PROBLEM TO SOLVE
Copy each entry as it stands, leaving nothing out.

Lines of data

———

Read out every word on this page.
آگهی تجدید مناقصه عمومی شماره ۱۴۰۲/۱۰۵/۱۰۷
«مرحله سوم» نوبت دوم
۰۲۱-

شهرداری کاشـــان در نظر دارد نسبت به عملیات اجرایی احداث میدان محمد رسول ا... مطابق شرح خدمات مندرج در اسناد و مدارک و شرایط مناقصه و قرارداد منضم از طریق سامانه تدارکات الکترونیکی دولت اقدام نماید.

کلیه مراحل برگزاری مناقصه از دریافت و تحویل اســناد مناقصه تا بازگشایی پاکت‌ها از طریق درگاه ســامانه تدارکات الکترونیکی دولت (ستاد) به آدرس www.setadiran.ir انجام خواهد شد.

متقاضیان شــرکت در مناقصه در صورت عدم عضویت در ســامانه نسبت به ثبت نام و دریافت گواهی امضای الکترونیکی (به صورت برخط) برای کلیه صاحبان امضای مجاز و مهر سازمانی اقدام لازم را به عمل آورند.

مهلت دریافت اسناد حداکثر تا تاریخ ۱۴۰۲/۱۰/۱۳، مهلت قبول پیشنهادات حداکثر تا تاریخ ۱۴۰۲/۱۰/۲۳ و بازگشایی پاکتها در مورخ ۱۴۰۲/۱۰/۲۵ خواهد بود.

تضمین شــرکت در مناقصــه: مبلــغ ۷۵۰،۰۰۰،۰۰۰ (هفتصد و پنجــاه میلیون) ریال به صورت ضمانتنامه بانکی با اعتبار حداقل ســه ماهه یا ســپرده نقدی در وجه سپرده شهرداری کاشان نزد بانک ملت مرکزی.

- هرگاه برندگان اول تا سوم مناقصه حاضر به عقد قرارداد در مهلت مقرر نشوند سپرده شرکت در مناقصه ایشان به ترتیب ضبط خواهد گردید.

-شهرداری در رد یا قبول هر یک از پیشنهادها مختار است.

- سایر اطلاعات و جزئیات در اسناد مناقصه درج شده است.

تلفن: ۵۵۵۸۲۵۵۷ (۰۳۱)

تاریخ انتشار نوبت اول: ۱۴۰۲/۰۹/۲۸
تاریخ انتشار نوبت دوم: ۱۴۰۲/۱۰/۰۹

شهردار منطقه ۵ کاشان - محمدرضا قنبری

———

FULL RESPONSE
Read out every word on this page.
آگهی تجدید مناقصه عمومی شماره ۱۴۰۲/۱۰۵/۱۰۷
«مرحله سوم» نوبت دوم
۰۲۱-

شهرداری کاشـــان در نظر دارد نسبت به عملیات اجرایی احداث میدان محمد رسول ا... مطابق شرح خدمات مندرج در اسناد و مدارک و شرایط مناقصه و قرارداد منضم از طریق سامانه تدارکات الکترونیکی دولت اقدام نماید.

کلیه مراحل برگزاری مناقصه از دریافت و تحویل اســناد مناقصه تا بازگشایی پاکت‌ها از طریق درگاه ســامانه تدارکات الکترونیکی دولت (ستاد) به آدرس www.setadiran.ir انجام خواهد شد.

متقاضیان شــرکت در مناقصه در صورت عدم عضویت در ســامانه نسبت به ثبت نام و دریافت گواهی امضای الکترونیکی (به صورت برخط) برای کلیه صاحبان امضای مجاز و مهر سازمانی اقدام لازم را به عمل آورند.

مهلت دریافت اسناد حداکثر تا تاریخ ۱۴۰۲/۱۰/۱۳، مهلت قبول پیشنهادات حداکثر تا تاریخ ۱۴۰۲/۱۰/۲۳ و بازگشایی پاکتها در مورخ ۱۴۰۲/۱۰/۲۵ خواهد بود.

تضمین شــرکت در مناقصــه: مبلــغ ۷۵۰،۰۰۰،۰۰۰ (هفتصد و پنجــاه میلیون) ریال به صورت ضمانتنامه بانکی با اعتبار حداقل ســه ماهه یا ســپرده نقدی در وجه سپرده شهرداری کاشان نزد بانک ملت مرکزی.

- هرگاه برندگان اول تا سوم مناقصه حاضر به عقد قرارداد در مهلت مقرر نشوند سپرده شرکت در مناقصه ایشان به ترتیب ضبط خواهد گردید.

-شهرداری در رد یا قبول هر یک از پیشنهادها مختار است.

- سایر اطلاعات و جزئیات در اسناد مناقصه درج شده است.

تلفن: ۵۵۵۸۲۵۵۷ (۰۳۱)

تاریخ انتشار نوبت اول: ۱۴۰۲/۰۹/۲۸
تاریخ انتشار نوبت دوم: ۱۴۰۲/۱۰/۰۹

شهردار منطقه ۵ کاشان - محمدرضا قنبری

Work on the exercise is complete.